## Aim of the task
Retype all the records with nothing changed.

## Material to process
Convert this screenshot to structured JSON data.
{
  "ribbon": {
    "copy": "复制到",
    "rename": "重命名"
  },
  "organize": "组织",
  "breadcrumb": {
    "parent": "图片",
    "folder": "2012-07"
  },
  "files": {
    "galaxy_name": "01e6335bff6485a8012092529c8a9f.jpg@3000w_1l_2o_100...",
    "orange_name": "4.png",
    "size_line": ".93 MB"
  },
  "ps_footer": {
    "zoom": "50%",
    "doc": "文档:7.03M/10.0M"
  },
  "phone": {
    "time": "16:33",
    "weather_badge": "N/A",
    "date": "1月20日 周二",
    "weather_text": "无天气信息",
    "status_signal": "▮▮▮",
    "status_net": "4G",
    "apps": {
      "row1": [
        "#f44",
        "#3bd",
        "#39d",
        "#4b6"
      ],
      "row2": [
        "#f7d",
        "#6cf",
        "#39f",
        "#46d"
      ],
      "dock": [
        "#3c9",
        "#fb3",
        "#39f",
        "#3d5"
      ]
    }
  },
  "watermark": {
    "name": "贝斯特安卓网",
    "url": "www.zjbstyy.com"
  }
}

## Answer to the task
Convert this screenshot to structured JSON data.
{
  "ribbon": {
    "copy": "复制到",
    "rename": "重命名"
  },
  "organize": "组织",
  "breadcrumb": {
    "parent": "图片",
    "folder": "2012-07"
  },
  "files": {
    "galaxy_name": "01e6335bff6485a8012092529c8a9f.jpg@3000w_1l_2o_100...",
    "orange_name": "4.png",
    "size_line": ".93 MB"
  },
  "ps_footer": {
    "zoom": "50%",
    "doc": "文档:7.03M/10.0M"
  },
  "phone": {
    "time": "16:33",
    "weather_badge": "N/A",
    "date": "1月20日 周二",
    "weather_text": "无天气信息",
    "status_signal": "▮▮▮",
    "status_net": "4G",
    "apps": {
      "row1": [
        "#f44",
        "#3bd",
        "#39d",
        "#4b6"
      ],
      "row2": [
        "#f7d",
        "#6cf",
        "#39f",
        "#46d"
      ],
      "dock": [
        "#3c9",
        "#fb3",
        "#39f",
        "#3d5"
      ]
    }
  },
  "watermark": {
    "name": "贝斯特安卓网",
    "url": "www.zjbstyy.com"
  }
}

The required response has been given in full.